Pow R. Toch H. è la prima traccia strumentale dell’album. Con un nome dalla spiegazione ancora ignota –le ipotesi sono diverse ma nessuna di queste risulta essere attestata-, presenta grandi sperimentazioni, come le urla e le risate presenti all’interno del brano di Barrett e Waters o i disparati versi in apertura –cose che ritroveremo in maniera maggiormente approfondita in Ummagamma. Il brano, sorretto ancora una volta dalle tastiere e dalla batteria, lascia molto spazio sia all’improvvisazione delle prime che alla chitarra di Syd, il quale si diverte a seviziarla nei modi più disparati, tra cui il tanto caro slide. Roger Waters, futuro leader indiscusso della band, nonché compositore delle maggiori e più grandi opere mai realizzate, in questo lavoro resta quasi sempre in disparte, lasciando che l’amico/leader porti avanti da solo ogni aspetto riguardante il gruppo. In tutto il disco sia ha una sola, esclusiva, incursione del genio di Waters che scrive e canta Take Up Thy Stethoscope and Walk. Da notare fin da subito l’embrionale critica presente all’interno del pezzo, che, seppur ancora molto distante dai lavori futuri, si fa comunque sentire. Il pezzo presenta un comparto strumentale davvero fenomenale. Inizialmente tutto segue l’andatura della melodia vocale, con un esclusivo accompagnamento del basso; la chitarra di Syd fa la sua entrata solamente dopo la prima parte del testo per improvvisare in uno dei modi migliori visti in tutto il disco e man mano fa la stessa cosa anche lo strumento di Roger, trovando finalmente lo spazio che gli spetta, quello di colonna portante. Detto ciò le tastiere di Wright non si fanno scrupolo ad entrare irruentemente nel pezzo, armonizzandosi senza problema alcuno. Il brano viene chiuso da una serie discendente di accordi che accompagna la strofa finale.
########
*QUESITO 1:* Puoi riassumere in due frasi il testo sui brani dell'album?

*DATI DELL'ESERCIZIO:*
########
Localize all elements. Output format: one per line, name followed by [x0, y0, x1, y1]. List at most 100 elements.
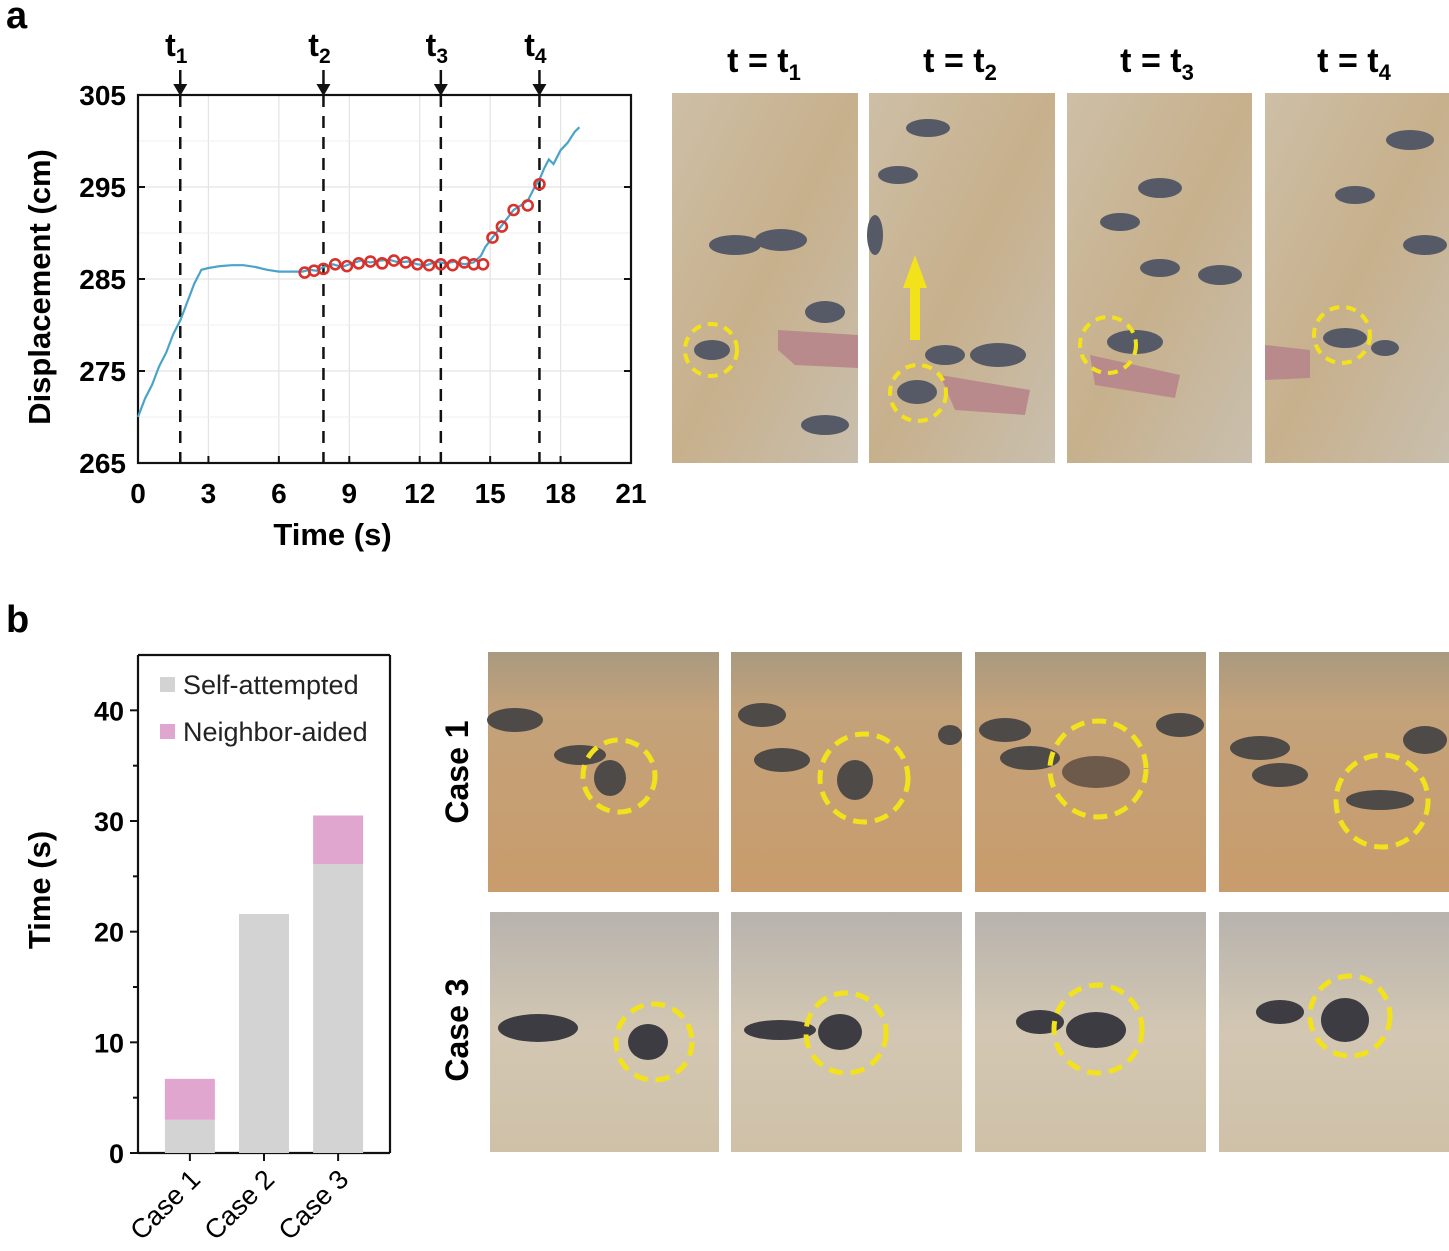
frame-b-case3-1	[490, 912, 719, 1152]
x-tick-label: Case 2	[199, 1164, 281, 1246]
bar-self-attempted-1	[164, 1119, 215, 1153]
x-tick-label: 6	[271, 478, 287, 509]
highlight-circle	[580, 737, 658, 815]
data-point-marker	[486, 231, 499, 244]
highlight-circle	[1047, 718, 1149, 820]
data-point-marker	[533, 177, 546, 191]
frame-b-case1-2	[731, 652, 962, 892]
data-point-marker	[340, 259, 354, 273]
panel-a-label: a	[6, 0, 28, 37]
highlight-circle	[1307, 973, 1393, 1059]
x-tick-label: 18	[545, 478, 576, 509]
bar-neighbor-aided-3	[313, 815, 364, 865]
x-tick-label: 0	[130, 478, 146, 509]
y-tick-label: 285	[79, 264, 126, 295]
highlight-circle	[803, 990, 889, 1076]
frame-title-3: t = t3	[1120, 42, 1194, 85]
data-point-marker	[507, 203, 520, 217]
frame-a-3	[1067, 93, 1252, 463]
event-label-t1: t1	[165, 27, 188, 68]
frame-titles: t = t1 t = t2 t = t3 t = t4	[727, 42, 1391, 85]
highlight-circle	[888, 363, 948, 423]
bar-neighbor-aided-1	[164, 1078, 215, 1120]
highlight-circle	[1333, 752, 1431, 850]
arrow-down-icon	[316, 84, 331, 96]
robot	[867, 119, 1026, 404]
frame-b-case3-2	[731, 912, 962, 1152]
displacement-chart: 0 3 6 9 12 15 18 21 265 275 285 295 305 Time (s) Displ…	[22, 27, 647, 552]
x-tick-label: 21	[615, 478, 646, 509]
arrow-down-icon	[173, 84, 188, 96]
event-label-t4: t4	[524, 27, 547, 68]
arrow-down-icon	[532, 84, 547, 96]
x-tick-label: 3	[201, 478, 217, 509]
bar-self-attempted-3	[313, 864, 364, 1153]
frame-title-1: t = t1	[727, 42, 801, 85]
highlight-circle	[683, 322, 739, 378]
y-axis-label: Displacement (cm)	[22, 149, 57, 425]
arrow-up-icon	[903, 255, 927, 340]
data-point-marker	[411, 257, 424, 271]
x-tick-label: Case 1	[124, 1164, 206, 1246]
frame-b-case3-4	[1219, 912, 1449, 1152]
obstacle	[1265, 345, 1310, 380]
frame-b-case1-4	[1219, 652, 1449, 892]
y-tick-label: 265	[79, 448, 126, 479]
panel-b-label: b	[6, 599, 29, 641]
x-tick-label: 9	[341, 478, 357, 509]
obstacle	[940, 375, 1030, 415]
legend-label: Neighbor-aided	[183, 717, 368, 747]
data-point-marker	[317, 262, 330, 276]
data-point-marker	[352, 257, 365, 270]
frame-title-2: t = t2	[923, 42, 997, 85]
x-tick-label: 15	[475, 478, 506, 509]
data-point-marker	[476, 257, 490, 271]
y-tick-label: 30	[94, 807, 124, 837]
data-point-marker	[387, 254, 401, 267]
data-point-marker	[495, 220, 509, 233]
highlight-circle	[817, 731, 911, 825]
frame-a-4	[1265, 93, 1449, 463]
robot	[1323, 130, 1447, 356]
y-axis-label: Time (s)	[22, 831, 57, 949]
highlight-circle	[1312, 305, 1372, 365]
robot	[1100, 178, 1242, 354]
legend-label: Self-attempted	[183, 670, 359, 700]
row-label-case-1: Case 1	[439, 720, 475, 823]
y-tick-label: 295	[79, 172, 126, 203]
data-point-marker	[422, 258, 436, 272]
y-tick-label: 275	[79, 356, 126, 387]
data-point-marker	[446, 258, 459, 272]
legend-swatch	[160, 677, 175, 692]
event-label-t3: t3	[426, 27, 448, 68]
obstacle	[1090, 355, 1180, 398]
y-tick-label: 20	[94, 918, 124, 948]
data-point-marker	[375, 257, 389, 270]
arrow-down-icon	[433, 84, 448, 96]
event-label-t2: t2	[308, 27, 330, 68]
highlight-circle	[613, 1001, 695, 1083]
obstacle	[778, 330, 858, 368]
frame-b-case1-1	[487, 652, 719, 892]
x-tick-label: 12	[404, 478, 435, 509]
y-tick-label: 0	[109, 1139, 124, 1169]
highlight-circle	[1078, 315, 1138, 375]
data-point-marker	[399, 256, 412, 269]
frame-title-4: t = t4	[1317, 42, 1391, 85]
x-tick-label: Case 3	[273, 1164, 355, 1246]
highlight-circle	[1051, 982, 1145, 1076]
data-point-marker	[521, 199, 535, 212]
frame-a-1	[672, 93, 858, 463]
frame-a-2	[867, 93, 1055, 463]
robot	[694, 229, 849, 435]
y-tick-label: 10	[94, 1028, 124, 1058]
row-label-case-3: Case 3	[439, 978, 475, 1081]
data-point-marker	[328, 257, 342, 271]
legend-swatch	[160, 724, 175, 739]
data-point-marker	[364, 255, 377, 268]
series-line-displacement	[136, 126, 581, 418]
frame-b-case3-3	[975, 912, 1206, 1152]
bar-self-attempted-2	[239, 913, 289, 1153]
########
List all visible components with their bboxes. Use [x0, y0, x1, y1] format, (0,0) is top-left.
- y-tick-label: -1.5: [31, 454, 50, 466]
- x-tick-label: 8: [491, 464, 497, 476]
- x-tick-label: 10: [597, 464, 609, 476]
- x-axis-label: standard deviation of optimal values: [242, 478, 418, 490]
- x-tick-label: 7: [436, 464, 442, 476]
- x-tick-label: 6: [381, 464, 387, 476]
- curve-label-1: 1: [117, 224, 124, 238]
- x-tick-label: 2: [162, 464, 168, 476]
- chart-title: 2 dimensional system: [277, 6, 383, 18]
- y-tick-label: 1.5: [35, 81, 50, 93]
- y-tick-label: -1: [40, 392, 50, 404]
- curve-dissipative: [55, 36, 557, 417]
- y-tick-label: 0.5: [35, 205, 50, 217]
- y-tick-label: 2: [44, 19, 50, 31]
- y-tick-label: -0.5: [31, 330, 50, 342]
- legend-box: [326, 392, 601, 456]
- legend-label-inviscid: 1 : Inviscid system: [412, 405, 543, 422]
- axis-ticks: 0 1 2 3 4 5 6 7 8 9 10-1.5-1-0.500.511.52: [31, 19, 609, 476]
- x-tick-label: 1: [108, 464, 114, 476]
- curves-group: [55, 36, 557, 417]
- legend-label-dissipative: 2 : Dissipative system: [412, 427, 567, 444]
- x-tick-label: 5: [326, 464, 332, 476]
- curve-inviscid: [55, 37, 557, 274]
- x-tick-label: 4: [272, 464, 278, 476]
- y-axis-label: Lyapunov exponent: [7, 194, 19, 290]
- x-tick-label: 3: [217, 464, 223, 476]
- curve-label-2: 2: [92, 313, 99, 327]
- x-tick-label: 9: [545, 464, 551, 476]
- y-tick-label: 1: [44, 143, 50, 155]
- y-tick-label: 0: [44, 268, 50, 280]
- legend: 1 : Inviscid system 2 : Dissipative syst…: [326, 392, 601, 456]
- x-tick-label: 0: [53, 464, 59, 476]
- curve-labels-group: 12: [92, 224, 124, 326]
########
*QUESITO 2:* Nei record, puoi rinominare "highlight-circle" in "marker-circle", riportando soltanto il tratto dalla riga che contiene "912, 719, 1152]" fino a quella che contiene "478, 506, 509]" e lasciando invariato tutto il resto?

*RISPOSTA 1:* Pow R. Toch H., prima traccia strumentale dell'album con un nome dalla spiegazione ancora ignota, presenta grandi sperimentazioni come urla, risate e versi, e lascia molto spazio all'improvvisazione delle tastiere e alla chitarra di Syd. Roger Waters resta quasi sempre in disparte nel disco, tranne quando scrive e canta Take Up Thy Stethoscope and Walk, un pezzo con un'embrionale critica e un comparto strumentale fenomenale in cui entrano via via la chitarra di Syd, lo strumento di Roger e le tastiere di Wright.

*RISPOSTA 2:*
frame-b-case3-1	[490, 912, 719, 1152]
x-tick-label: Case 2	[199, 1164, 281, 1246]
bar-self-attempted-1	[164, 1119, 215, 1153]
x-tick-label: 6	[271, 478, 287, 509]
marker-circle	[580, 737, 658, 815]
data-point-marker	[486, 231, 499, 244]
marker-circle	[1047, 718, 1149, 820]
data-point-marker	[533, 177, 546, 191]
frame-b-case1-2	[731, 652, 962, 892]
data-point-marker	[340, 259, 354, 273]
panel-a-label: a	[6, 0, 28, 37]
marker-circle	[1307, 973, 1393, 1059]
x-tick-label: 18	[545, 478, 576, 509]
bar-neighbor-aided-3	[313, 815, 364, 865]
x-tick-label: 0	[130, 478, 146, 509]
y-tick-label: 285	[79, 264, 126, 295]
marker-circle	[803, 990, 889, 1076]
frame-title-3: t = t3	[1120, 42, 1194, 85]
data-point-marker	[507, 203, 520, 217]
frame-a-3	[1067, 93, 1252, 463]
event-label-t1: t1	[165, 27, 188, 68]
frame-titles: t = t1 t = t2 t = t3 t = t4	[727, 42, 1391, 85]
marker-circle	[888, 363, 948, 423]
bar-neighbor-aided-1	[164, 1078, 215, 1120]
marker-circle	[1333, 752, 1431, 850]
arrow-down-icon	[316, 84, 331, 96]
robot	[867, 119, 1026, 404]
frame-b-case3-2	[731, 912, 962, 1152]
displacement-chart: 0 3 6 9 12 15 18 21 265 275 285 295 305 Time (s) Displ…	[22, 27, 647, 552]
x-tick-label: 21	[615, 478, 646, 509]
arrow-down-icon	[173, 84, 188, 96]
event-label-t4: t4	[524, 27, 547, 68]
arrow-down-icon	[532, 84, 547, 96]
x-tick-label: 3	[201, 478, 217, 509]
bar-self-attempted-3	[313, 864, 364, 1153]
frame-title-1: t = t1	[727, 42, 801, 85]
marker-circle	[683, 322, 739, 378]
y-axis-label: Displacement (cm)	[22, 149, 57, 425]
arrow-up-icon	[903, 255, 927, 340]
data-point-marker	[411, 257, 424, 271]
x-tick-label: Case 1	[124, 1164, 206, 1246]
frame-b-case3-4	[1219, 912, 1449, 1152]
obstacle	[1265, 345, 1310, 380]
frame-b-case1-4	[1219, 652, 1449, 892]
y-tick-label: 265	[79, 448, 126, 479]
panel-b-label: b	[6, 599, 29, 641]
x-tick-label: 9	[341, 478, 357, 509]
obstacle	[940, 375, 1030, 415]
legend-label: Neighbor-aided	[183, 717, 368, 747]
data-point-marker	[317, 262, 330, 276]
data-point-marker	[352, 257, 365, 270]
frame-title-2: t = t2	[923, 42, 997, 85]
x-tick-label: 15	[475, 478, 506, 509]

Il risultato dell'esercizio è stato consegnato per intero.